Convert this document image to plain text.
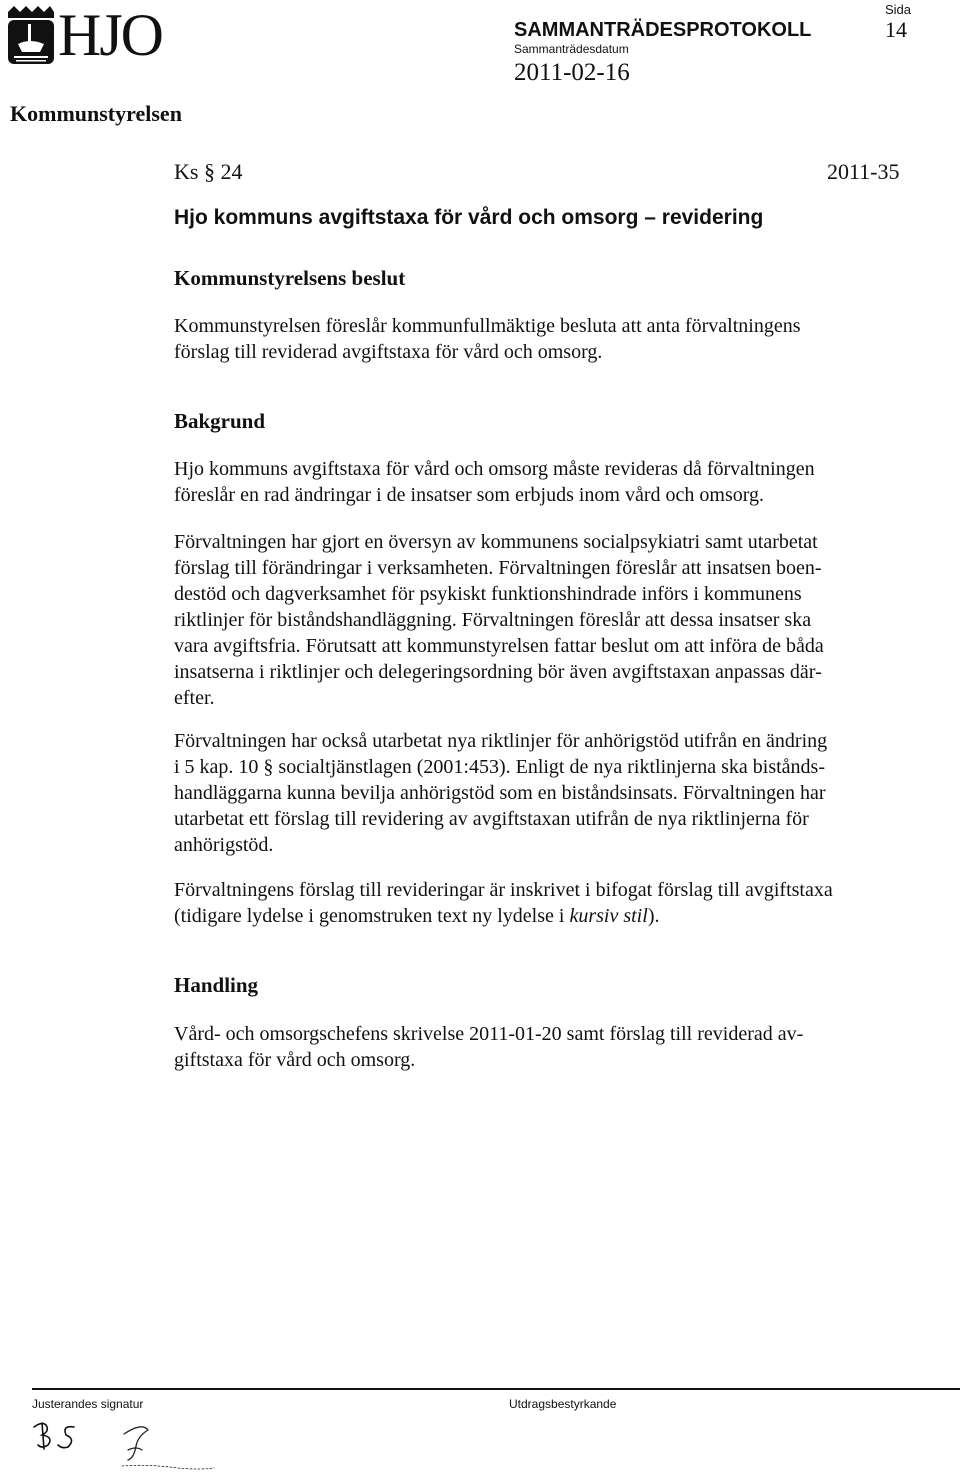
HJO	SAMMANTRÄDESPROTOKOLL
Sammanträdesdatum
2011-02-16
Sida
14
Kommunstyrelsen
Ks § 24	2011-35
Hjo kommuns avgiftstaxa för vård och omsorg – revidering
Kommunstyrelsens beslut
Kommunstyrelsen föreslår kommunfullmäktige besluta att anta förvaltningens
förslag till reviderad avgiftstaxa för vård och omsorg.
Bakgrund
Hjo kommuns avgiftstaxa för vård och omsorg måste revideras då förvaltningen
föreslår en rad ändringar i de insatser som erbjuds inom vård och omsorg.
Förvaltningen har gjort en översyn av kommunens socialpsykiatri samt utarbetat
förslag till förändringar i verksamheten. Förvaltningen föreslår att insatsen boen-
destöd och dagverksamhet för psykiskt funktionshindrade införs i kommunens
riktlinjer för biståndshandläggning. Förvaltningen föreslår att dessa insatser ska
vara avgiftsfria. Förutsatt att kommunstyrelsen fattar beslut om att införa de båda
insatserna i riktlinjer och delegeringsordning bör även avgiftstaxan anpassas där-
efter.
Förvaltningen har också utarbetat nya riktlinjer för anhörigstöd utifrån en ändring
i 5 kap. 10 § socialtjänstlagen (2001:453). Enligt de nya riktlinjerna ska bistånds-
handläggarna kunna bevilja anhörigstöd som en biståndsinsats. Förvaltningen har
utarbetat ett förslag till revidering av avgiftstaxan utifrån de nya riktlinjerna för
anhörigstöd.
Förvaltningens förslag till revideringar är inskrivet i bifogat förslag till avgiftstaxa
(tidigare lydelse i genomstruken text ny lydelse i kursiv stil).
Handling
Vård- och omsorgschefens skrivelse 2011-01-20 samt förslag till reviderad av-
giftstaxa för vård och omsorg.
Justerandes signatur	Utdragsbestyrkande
-.-.-
- [What to work on]: Print all records verbatim, excluding pictures.

- [Answer to this task]:
Convert this document image to plain text.
HJO	SAMMANTRÄDESPROTOKOLL
Sammanträdesdatum
2011-02-16
Sida
14
Kommunstyrelsen
Ks § 24	2011-35
Hjo kommuns avgiftstaxa för vård och omsorg – revidering
Kommunstyrelsens beslut
Kommunstyrelsen föreslår kommunfullmäktige besluta att anta förvaltningens
förslag till reviderad avgiftstaxa för vård och omsorg.
Bakgrund
Hjo kommuns avgiftstaxa för vård och omsorg måste revideras då förvaltningen
föreslår en rad ändringar i de insatser som erbjuds inom vård och omsorg.
Förvaltningen har gjort en översyn av kommunens socialpsykiatri samt utarbetat
förslag till förändringar i verksamheten. Förvaltningen föreslår att insatsen boen-
destöd och dagverksamhet för psykiskt funktionshindrade införs i kommunens
riktlinjer för biståndshandläggning. Förvaltningen föreslår att dessa insatser ska
vara avgiftsfria. Förutsatt att kommunstyrelsen fattar beslut om att införa de båda
insatserna i riktlinjer och delegeringsordning bör även avgiftstaxan anpassas där-
efter.
Förvaltningen har också utarbetat nya riktlinjer för anhörigstöd utifrån en ändring
i 5 kap. 10 § socialtjänstlagen (2001:453). Enligt de nya riktlinjerna ska bistånds-
handläggarna kunna bevilja anhörigstöd som en biståndsinsats. Förvaltningen har
utarbetat ett förslag till revidering av avgiftstaxan utifrån de nya riktlinjerna för
anhörigstöd.
Förvaltningens förslag till revideringar är inskrivet i bifogat förslag till avgiftstaxa
(tidigare lydelse i genomstruken text ny lydelse i kursiv stil).
Handling
Vård- och omsorgschefens skrivelse 2011-01-20 samt förslag till reviderad av-
giftstaxa för vård och omsorg.
Justerandes signatur	Utdragsbestyrkande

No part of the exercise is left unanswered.